====== Record set ======
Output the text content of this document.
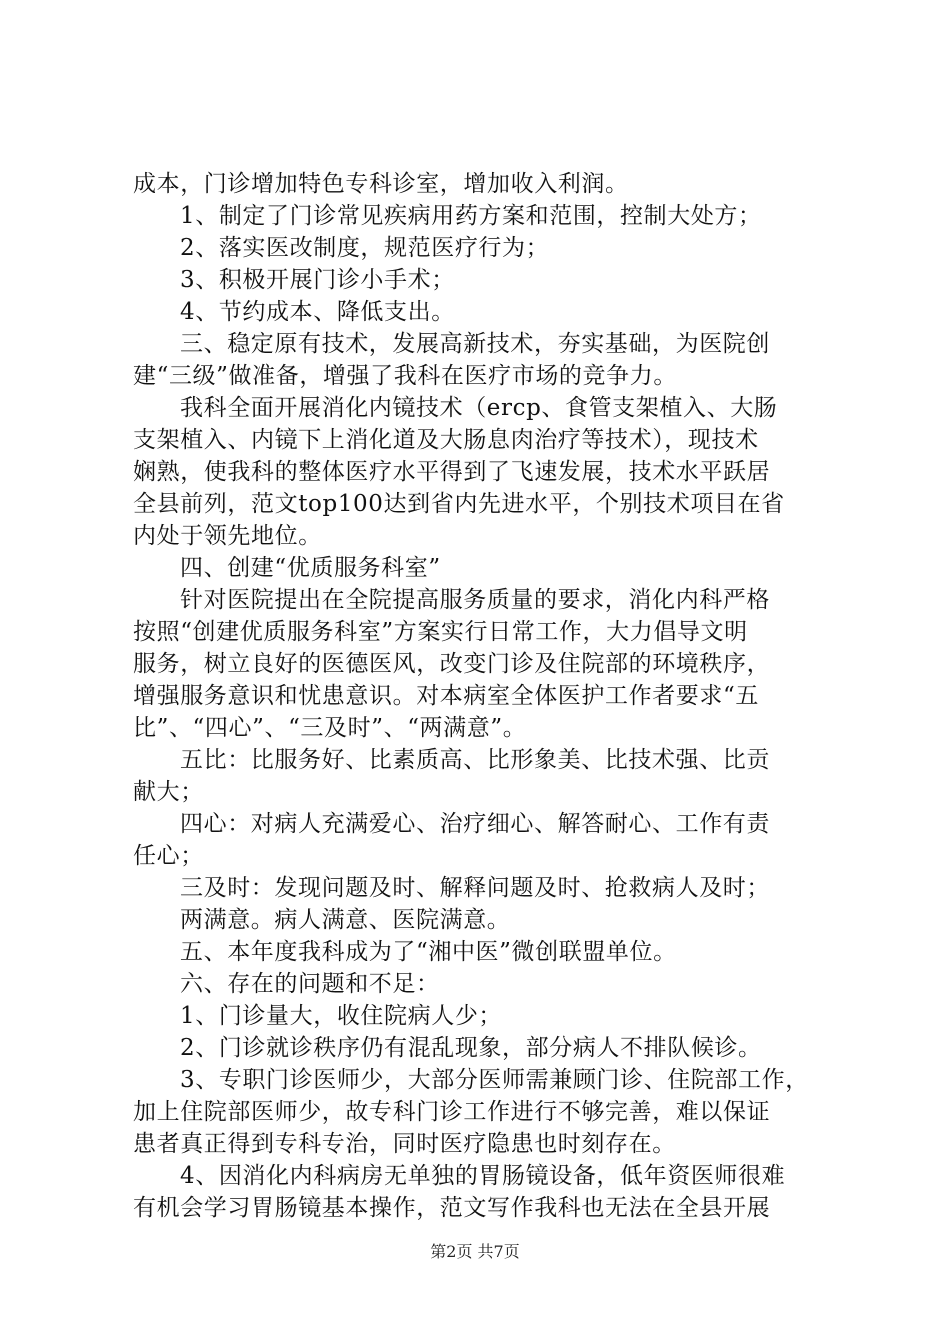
成本，门诊增加特色专科诊室，增加收入利润。
1、制定了门诊常见疾病用药方案和范围，控制大处方；
2、落实医改制度，规范医疗行为；
3、积极开展门诊小手术；
4、节约成本、降低支出。
三、稳定原有技术，发展高新技术，夯实基础，为医院创
建“三级”做准备，增强了我科在医疗市场的竞争力。
我科全面开展消化内镜技术（ercp、食管支架植入、大肠
支架植入、内镜下上消化道及大肠息肉治疗等技术），现技术
娴熟，使我科的整体医疗水平得到了飞速发展，技术水平跃居
全县前列，范文top100达到省内先进水平，个别技术项目在省
内处于领先地位。
四、创建“优质服务科室”
针对医院提出在全院提高服务质量的要求，消化内科严格
按照“创建优质服务科室”方案实行日常工作，大力倡导文明
服务，树立良好的医德医风，改变门诊及住院部的环境秩序，
增强服务意识和忧患意识。对本病室全体医护工作者要求“五
比”、“四心”、“三及时”、“两满意”。
五比：比服务好、比素质高、比形象美、比技术强、比贡
献大；
四心：对病人充满爱心、治疗细心、解答耐心、工作有责
任心；
三及时：发现问题及时、解释问题及时、抢救病人及时；
两满意。病人满意、医院满意。
五、本年度我科成为了“湘中医”微创联盟单位。
六、存在的问题和不足：
1、门诊量大，收住院病人少；
2、门诊就诊秩序仍有混乱现象，部分病人不排队候诊。
3、专职门诊医师少，大部分医师需兼顾门诊、住院部工作，
加上住院部医师少，故专科门诊工作进行不够完善，难以保证
患者真正得到专科专治，同时医疗隐患也时刻存在。
4、因消化内科病房无单独的胃肠镜设备，低年资医师很难
有机会学习胃肠镜基本操作，范文写作我科也无法在全县开展
第2页 共7页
======
Task directions: Repeat each entry precisely as it appears. Leave the pictures out.

Expected answer:
Output the text content of this document.
成本，门诊增加特色专科诊室，增加收入利润。
1、制定了门诊常见疾病用药方案和范围，控制大处方；
2、落实医改制度，规范医疗行为；
3、积极开展门诊小手术；
4、节约成本、降低支出。
三、稳定原有技术，发展高新技术，夯实基础，为医院创
建“三级”做准备，增强了我科在医疗市场的竞争力。
我科全面开展消化内镜技术（ercp、食管支架植入、大肠
支架植入、内镜下上消化道及大肠息肉治疗等技术），现技术
娴熟，使我科的整体医疗水平得到了飞速发展，技术水平跃居
全县前列，范文top100达到省内先进水平，个别技术项目在省
内处于领先地位。
四、创建“优质服务科室”
针对医院提出在全院提高服务质量的要求，消化内科严格
按照“创建优质服务科室”方案实行日常工作，大力倡导文明
服务，树立良好的医德医风，改变门诊及住院部的环境秩序，
增强服务意识和忧患意识。对本病室全体医护工作者要求“五
比”、“四心”、“三及时”、“两满意”。
五比：比服务好、比素质高、比形象美、比技术强、比贡
献大；
四心：对病人充满爱心、治疗细心、解答耐心、工作有责
任心；
三及时：发现问题及时、解释问题及时、抢救病人及时；
两满意。病人满意、医院满意。
五、本年度我科成为了“湘中医”微创联盟单位。
六、存在的问题和不足：
1、门诊量大，收住院病人少；
2、门诊就诊秩序仍有混乱现象，部分病人不排队候诊。
3、专职门诊医师少，大部分医师需兼顾门诊、住院部工作，
加上住院部医师少，故专科门诊工作进行不够完善，难以保证
患者真正得到专科专治，同时医疗隐患也时刻存在。
4、因消化内科病房无单独的胃肠镜设备，低年资医师很难
有机会学习胃肠镜基本操作，范文写作我科也无法在全县开展
第2页 共7页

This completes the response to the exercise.